TASK TO CARRY OUT> Looking at the listing, state how many of its lines contain the string "Fabric". Write only the number.

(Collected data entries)
— begin —

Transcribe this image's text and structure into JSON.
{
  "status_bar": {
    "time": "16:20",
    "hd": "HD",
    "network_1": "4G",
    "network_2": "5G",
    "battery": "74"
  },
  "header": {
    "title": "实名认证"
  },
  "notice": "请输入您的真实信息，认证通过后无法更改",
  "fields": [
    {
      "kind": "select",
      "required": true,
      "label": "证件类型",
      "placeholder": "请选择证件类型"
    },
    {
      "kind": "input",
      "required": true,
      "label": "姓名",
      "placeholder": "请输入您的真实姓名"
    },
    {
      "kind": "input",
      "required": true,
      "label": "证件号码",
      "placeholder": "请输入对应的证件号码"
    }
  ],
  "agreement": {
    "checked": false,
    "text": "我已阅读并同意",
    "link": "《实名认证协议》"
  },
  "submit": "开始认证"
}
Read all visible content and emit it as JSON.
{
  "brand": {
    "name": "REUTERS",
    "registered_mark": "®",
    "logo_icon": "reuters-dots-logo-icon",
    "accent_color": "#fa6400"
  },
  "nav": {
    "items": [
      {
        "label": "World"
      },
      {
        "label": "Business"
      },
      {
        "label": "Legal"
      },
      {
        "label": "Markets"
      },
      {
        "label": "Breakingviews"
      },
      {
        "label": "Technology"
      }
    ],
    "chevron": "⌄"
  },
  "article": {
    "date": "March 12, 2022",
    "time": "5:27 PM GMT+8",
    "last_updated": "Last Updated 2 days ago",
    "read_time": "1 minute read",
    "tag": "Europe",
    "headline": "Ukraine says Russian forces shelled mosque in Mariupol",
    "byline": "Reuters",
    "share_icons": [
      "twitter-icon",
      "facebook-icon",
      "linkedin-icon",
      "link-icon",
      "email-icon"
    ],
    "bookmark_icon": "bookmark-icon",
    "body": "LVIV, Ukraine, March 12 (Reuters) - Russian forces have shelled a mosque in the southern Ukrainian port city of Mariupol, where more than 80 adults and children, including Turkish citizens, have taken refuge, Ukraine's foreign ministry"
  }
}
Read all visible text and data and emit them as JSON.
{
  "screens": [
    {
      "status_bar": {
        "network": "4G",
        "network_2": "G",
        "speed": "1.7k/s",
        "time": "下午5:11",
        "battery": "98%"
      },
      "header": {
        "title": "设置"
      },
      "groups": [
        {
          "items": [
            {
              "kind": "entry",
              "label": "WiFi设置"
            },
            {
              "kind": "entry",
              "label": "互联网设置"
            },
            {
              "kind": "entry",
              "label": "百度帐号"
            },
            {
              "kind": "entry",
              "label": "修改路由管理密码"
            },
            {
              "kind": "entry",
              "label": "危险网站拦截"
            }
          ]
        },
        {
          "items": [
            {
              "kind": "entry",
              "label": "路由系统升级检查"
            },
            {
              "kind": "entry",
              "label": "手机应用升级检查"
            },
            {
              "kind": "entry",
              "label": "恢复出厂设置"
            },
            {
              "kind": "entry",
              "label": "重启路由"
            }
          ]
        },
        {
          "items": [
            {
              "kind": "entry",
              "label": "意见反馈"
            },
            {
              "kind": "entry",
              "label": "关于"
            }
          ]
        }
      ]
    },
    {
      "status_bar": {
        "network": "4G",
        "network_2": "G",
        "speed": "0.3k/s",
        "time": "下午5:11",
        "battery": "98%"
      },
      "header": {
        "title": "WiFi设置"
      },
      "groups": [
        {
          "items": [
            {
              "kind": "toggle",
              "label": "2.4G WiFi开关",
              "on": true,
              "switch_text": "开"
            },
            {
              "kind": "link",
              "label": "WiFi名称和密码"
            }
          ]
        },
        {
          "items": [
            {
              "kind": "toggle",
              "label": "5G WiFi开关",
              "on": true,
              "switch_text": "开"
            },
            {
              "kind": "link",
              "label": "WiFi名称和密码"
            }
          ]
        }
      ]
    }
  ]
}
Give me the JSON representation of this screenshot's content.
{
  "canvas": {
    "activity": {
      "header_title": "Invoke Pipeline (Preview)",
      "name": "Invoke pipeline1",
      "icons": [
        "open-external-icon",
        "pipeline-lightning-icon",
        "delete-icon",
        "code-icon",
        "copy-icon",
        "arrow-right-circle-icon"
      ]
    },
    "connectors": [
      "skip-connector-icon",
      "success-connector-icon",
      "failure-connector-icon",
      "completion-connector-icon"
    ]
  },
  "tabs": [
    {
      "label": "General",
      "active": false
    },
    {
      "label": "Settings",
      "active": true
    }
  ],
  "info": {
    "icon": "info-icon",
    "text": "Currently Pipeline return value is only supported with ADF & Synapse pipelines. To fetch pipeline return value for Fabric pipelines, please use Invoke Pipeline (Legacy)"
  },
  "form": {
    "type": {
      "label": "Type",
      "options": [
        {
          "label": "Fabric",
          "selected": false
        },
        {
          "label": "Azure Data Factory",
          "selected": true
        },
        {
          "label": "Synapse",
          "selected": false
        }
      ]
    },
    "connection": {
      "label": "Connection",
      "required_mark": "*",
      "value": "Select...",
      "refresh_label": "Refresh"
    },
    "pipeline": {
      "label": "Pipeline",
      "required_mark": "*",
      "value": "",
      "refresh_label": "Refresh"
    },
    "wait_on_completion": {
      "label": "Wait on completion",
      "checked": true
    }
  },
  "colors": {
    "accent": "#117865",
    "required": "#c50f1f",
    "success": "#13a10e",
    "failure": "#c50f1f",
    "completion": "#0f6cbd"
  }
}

— end —

ANSWER TO THE TASK> 2